### SUPPLIED RECORDS ###
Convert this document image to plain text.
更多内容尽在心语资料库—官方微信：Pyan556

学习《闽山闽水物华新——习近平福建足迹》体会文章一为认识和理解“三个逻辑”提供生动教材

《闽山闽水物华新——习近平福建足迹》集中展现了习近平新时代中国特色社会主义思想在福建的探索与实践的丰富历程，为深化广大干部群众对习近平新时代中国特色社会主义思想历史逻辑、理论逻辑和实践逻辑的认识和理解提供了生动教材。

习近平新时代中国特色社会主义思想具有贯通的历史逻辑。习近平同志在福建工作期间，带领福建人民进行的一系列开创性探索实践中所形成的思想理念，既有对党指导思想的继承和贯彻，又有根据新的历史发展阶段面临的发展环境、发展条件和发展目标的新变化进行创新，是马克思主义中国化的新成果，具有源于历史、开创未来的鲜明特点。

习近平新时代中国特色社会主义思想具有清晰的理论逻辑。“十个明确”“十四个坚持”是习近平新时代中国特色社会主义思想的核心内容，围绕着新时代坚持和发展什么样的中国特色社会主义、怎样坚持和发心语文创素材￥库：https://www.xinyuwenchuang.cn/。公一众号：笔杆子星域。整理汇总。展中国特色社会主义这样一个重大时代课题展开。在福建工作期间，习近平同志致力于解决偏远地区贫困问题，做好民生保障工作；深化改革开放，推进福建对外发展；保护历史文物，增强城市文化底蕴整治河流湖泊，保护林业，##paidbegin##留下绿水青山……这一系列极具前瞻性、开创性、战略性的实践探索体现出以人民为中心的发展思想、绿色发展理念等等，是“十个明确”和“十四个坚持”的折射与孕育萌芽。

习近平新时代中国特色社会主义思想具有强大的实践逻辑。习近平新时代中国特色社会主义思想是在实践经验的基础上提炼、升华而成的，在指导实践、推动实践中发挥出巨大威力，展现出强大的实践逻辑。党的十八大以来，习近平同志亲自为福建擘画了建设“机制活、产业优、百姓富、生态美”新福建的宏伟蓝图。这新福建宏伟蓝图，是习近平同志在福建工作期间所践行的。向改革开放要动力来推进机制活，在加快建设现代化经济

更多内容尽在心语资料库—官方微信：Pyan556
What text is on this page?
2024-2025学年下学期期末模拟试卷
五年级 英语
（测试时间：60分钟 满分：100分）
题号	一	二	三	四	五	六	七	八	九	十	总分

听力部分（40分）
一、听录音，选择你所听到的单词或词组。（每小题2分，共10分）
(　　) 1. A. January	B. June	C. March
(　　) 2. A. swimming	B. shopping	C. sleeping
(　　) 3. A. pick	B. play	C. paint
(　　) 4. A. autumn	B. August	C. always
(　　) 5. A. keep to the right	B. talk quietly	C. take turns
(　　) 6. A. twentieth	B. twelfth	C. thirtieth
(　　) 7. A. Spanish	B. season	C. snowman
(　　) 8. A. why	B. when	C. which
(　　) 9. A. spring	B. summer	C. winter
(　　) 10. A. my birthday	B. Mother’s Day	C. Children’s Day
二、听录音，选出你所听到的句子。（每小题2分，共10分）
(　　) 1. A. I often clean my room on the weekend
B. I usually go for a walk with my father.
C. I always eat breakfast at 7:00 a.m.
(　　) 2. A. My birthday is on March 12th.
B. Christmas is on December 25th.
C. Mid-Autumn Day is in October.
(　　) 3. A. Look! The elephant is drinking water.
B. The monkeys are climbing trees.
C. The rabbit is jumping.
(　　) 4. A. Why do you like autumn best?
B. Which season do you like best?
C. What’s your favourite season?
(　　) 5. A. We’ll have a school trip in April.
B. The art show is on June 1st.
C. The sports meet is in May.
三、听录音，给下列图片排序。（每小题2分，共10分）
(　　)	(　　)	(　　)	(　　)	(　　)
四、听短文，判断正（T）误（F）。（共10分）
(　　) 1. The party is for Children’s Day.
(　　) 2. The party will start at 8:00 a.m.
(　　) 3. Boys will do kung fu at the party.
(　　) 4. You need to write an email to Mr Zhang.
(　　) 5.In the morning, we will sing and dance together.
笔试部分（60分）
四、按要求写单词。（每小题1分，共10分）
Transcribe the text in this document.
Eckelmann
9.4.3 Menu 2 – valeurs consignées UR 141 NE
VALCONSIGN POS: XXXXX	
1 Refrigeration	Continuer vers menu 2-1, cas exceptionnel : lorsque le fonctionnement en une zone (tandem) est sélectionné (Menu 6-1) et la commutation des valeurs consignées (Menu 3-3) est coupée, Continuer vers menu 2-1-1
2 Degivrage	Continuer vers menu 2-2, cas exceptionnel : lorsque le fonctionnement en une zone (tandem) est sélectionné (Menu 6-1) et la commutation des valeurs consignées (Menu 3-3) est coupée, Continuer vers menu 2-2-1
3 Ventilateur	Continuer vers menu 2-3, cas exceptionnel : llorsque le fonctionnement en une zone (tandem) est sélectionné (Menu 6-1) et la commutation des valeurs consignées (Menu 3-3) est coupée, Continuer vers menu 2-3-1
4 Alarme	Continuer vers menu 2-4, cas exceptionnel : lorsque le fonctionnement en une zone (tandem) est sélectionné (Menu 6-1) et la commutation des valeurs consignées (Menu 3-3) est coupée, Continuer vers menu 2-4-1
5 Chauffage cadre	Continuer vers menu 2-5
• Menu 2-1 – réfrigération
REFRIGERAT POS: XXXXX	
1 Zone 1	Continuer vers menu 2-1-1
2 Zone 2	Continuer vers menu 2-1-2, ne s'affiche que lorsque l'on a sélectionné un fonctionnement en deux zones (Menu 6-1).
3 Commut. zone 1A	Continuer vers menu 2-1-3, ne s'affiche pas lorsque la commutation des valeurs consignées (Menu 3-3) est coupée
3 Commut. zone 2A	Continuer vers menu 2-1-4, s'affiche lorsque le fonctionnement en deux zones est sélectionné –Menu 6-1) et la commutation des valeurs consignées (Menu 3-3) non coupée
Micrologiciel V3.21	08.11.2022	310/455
###
### WHAT IS EXPECTED
Go through the records above and copy every line with the word "June".

### SOLVED EXERCISE
(　　) 1. A. January	B. June	C. March
B. The art show is on June 1st.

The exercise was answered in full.